━━━ Kutipan Teks

Jadi setelah mengalami frame of experience dari obyek dakwah, seorang da’i diwajibkan menyampaikan nasehat-nasehatnya dengan nasehat yang faktual berupa mauidzah hasanah agar pihak obyek dakwah dapat menentukan pikiran terhadap rangsanga, psikologis yang mempengaruhi didinya. Dengan kata lain bahwa subyek dakwah harus mampu menyesuaikan dan mengarahkan message dakwahnya sesuai dengan tingkat berpikir dan lingkup pengalaman dari obyek dakwahnya, agar tujuan dakwah sebagai ikhtiar untuk mengaktualisasikan nilai-nilai dan ajaran Islam kedalam kehidupan pribadi atau masyarakat dapat terwujud dan benar, menjadi khairu ummah yaitu umat yang adil dan terpilih sehingga terwujudlah ummat yang sejahtera lahir batin, berbahagia didunia dan akhirat.
3.    Mujadalah atau berdiskusi dengan cara yang baik
Maksudnya adalah berdiskusi dengan cara yang paling baik dari cara-cara berdiskusi yang ada.
Mujadalah yang dimaksud disini adalah merupakan cara terakhir yang digunakan untuk berdakwah, manakala kedua cara sebelumnya tidak mampu. Lazimnya cara ini digunakan untuk orang-orang yang tarafpberpikirnya cukup maju, dan kritis seperti Ahl al Kitab yang memang telah memiliki bekal keagamaan dari para utusan sebelumnya. Karena itu al-Qur’an juga telah memberikan perhatian khusus kepada Ahl al Kitab yaitu melarang berdebat dengan mereka kecuali dengan cara terbaik. Sebagaimana tertuang dalam al-Qur’an surat Al – Ankabut ayat 46 yang berbunyi :


“Dan janganlah kamu sekalian berdebat dengan ahl kitab (Yahudi dan Nasrani) melainkan dengan cara yang lebih baik, kecuali dengan orang-orang dzalim dari mereka“.
Dari ayat tersebut, terlihat bahwa al-Qur’an menyuruh kaum muslimin (terutama juru dakwah) agar berdebat dengan Ahl al Kitab dengan cara yang baik, sopan santun dan lemah lembut, kecuali jika mereka telah memperlihatkan keangkuhan dan kezaliman yang keluar dari batas-batas kewajaran.
4.    Pendekatan Pendidikan
Dakwah dengan pendekatan pendidikan ini dapat dilakukan bagi semua kalangan. Nabi sendiri melakukan teknik ini, hal ini terbukti dengan dijadikannya rumah sahabat al – Arqam sebagai tempat belajar. Hal ini membuktikan teknik dakwah dapat dilakukan dengan berbagai cara. Pendekatan disini bukan hanya kita mendidik dengan hanya memberikan ilmu pengetahuan tetapi pendidikan disini bisa dilakukan dengan banyak hal seperti ketauladanan tingkah laku, bercerita, berdialog dan sebagainya.

━━━━━━
━━━ Data yang Diberikan

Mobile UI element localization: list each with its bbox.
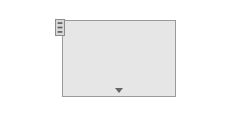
button[interactable]: Scroll: [62, 20, 176, 97]
staticText: 7: [105, 61, 119, 95]
button[interactable]: Scroll down: [62, 83, 176, 97]
button[interactable]: Move equation: [55, 19, 65, 36]
button[interactable]: 1: [62, 20, 176, 97]
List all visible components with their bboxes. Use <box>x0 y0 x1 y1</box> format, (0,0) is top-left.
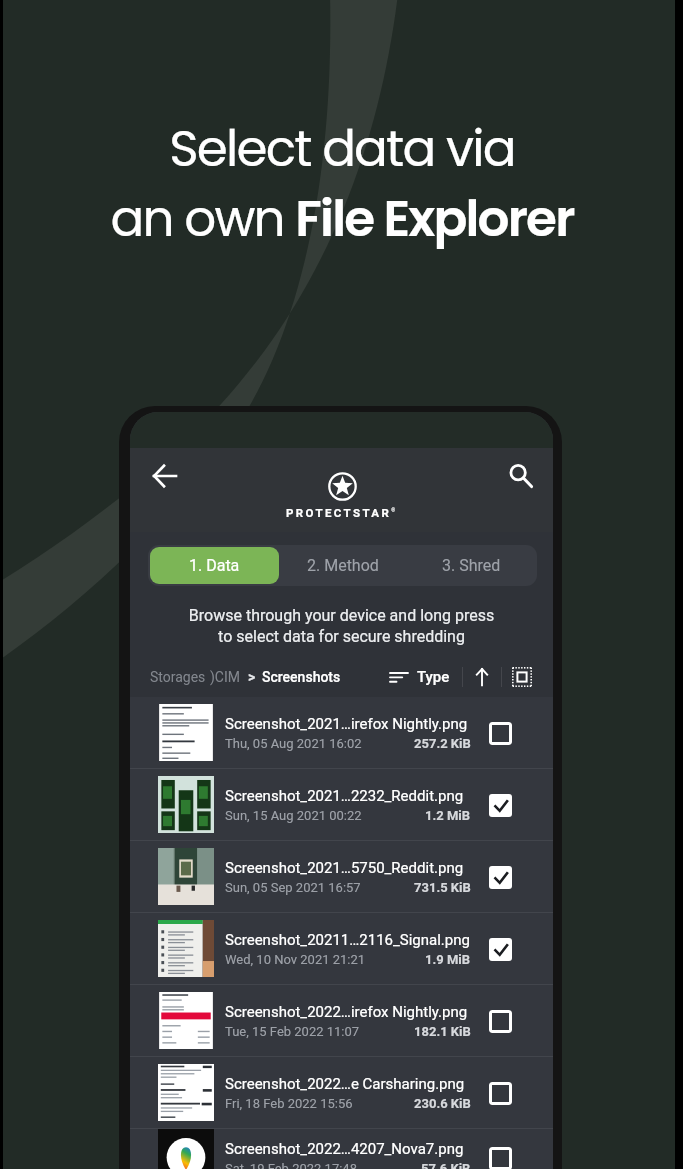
button[interactable]: Select file <box>485 934 515 964</box>
button[interactable]: Search <box>501 456 541 496</box>
button[interactable]: Select file <box>485 1078 515 1108</box>
staticText: 57.6 KiB <box>421 1161 471 1169</box>
button[interactable]: Type <box>388 668 452 686</box>
staticText: 1. Data <box>189 556 240 575</box>
staticText: 1.9 MiB <box>425 952 471 967</box>
button[interactable]: Screenshot_2021…5750_Reddit.png <box>130 841 553 912</box>
staticText: 731.5 KiB <box>414 880 471 895</box>
staticText: Browse through your device and long pres… <box>130 606 553 646</box>
staticText: )CIM <box>210 669 241 685</box>
staticText: 2. Method <box>307 556 379 575</box>
button[interactable]: 3. Shred <box>407 547 535 584</box>
staticText: Fri, 18 Feb 2022 15:56 <box>225 1096 353 1111</box>
staticText: > <box>248 669 256 685</box>
button[interactable]: Select file <box>485 1143 515 1169</box>
button[interactable]: Sort ascending <box>472 667 492 687</box>
other: Protectstar logo <box>328 472 357 501</box>
button[interactable]: Screenshot_20211…2116_Signal.png <box>130 913 553 984</box>
button[interactable]: Screenshot_2022…4207_Nova7.png <box>130 1129 553 1169</box>
staticText: Type <box>417 668 450 686</box>
staticText: Screenshots <box>262 669 341 685</box>
staticText: Screenshot_20211…2116_Signal.png <box>225 931 470 949</box>
staticText: Wed, 10 Nov 2021 21:21 <box>225 952 366 967</box>
staticText: Screenshot_2021…irefox Nightly.png <box>225 715 468 733</box>
button[interactable]: Screenshot_2021…2232_Reddit.png <box>130 769 553 840</box>
staticText: Sun, 05 Sep 2021 16:57 <box>225 880 361 895</box>
staticText: Sat, 19 Feb 2022 17:48 <box>225 1161 357 1169</box>
staticText: 3. Shred <box>442 556 501 575</box>
staticText: Screenshot_2021…2232_Reddit.png <box>225 787 464 805</box>
staticText: Screenshot_2022…4207_Nova7.png <box>225 1140 464 1158</box>
button[interactable]: Select file <box>485 1006 515 1036</box>
button[interactable]: Back <box>145 456 185 496</box>
staticText: an own File Explorer <box>110 184 574 254</box>
staticText: Thu, 05 Aug 2021 16:02 <box>225 736 362 751</box>
button[interactable]: 1. Data <box>150 547 279 584</box>
button[interactable]: Screenshot_2022…e Carsharing.png <box>130 1057 553 1128</box>
staticText: Tue, 15 Feb 2022 11:07 <box>225 1024 360 1039</box>
staticText: 230.6 KiB <box>414 1096 471 1111</box>
staticText: Screenshot_2021…5750_Reddit.png <box>225 859 464 877</box>
staticText: 257.2 KiB <box>414 736 471 751</box>
staticText: Storages <box>150 669 206 685</box>
button[interactable]: Select all <box>512 667 532 687</box>
button[interactable]: Screenshot_2021…irefox Nightly.png <box>130 697 553 768</box>
staticText: Screenshot_2022…e Carsharing.png <box>225 1075 465 1093</box>
button[interactable]: 2. Method <box>279 547 407 584</box>
button[interactable]: Select file <box>485 790 515 820</box>
button[interactable]: Screenshot_2022…irefox Nightly.png <box>130 985 553 1056</box>
staticText: Screenshot_2022…irefox Nightly.png <box>225 1003 468 1021</box>
button[interactable]: Select file <box>485 718 515 748</box>
staticText: Select data via <box>169 114 515 184</box>
button[interactable]: Select file <box>485 862 515 892</box>
staticText: PROTECTSTAR® <box>286 506 398 519</box>
staticText: Sun, 15 Aug 2021 00:22 <box>225 808 362 823</box>
staticText: 1.2 MiB <box>425 808 471 823</box>
staticText: 182.1 KiB <box>414 1024 471 1039</box>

━━━━━━

## Tugas yang Dikerjakan
- A) Ketik ulang bagian teks tentang dakwah dari "Jadi setelah mengalami" sampai "berdiskusi yang ada.".
- B) Menurut teks tentang dakwah, rumah siapa yang dijadikan tempat belajar oleh Nabi?
- C) Apakah setiap pernyataan berikut cocok dengan teks tentang dakwah? Jawab ya atau tidak untuk masing-masing, lalu kutip kata-kata dari teks yang jadi penentunya.
(i) Mujadalah adalah cara pertama yang digunakan untuk berdakwah.
(ii) Dakwah dengan pendekatan pendidikan dapat dilakukan bagi semua kalangan.
(iii) Dalam pendekatan pendidikan, mendidik hanya dilakukan dengan memberikan ilmu pengetahuan.

## Jawaban Tiap Tugas
- A)
Jadi setelah mengalami frame of experience dari obyek dakwah, seorang da’i diwajibkan menyampaikan nasehat-nasehatnya dengan nasehat yang faktual berupa mauidzah hasanah agar pihak obyek dakwah dapat menentukan pikiran terhadap rangsanga, psikologis yang mempengaruhi didinya. Dengan kata lain bahwa subyek dakwah harus mampu menyesuaikan dan mengarahkan message dakwahnya sesuai dengan tingkat berpikir dan lingkup pengalaman dari obyek dakwahnya, agar tujuan dakwah sebagai ikhtiar untuk mengaktualisasikan nilai-nilai dan ajaran Islam kedalam kehidupan pribadi atau masyarakat dapat terwujud dan benar, menjadi khairu ummah yaitu umat yang adil dan terpilih sehingga terwujudlah ummat yang sejahtera lahir batin, berbahagia didunia dan akhirat.
3.    Mujadalah atau berdiskusi dengan cara yang baik
Maksudnya adalah berdiskusi dengan cara yang paling baik dari cara-cara berdiskusi yang ada.

- B) Rumah sahabat al – Arqam.

- C)
(i) Tidak: "merupakan cara terakhir yang digunakan untuk berdakwah"
(ii) Ya: "Dakwah dengan pendekatan pendidikan ini dapat dilakukan bagi semua kalangan."
(iii) Tidak: "bukan hanya kita mendidik dengan hanya memberikan ilmu pengetahuan"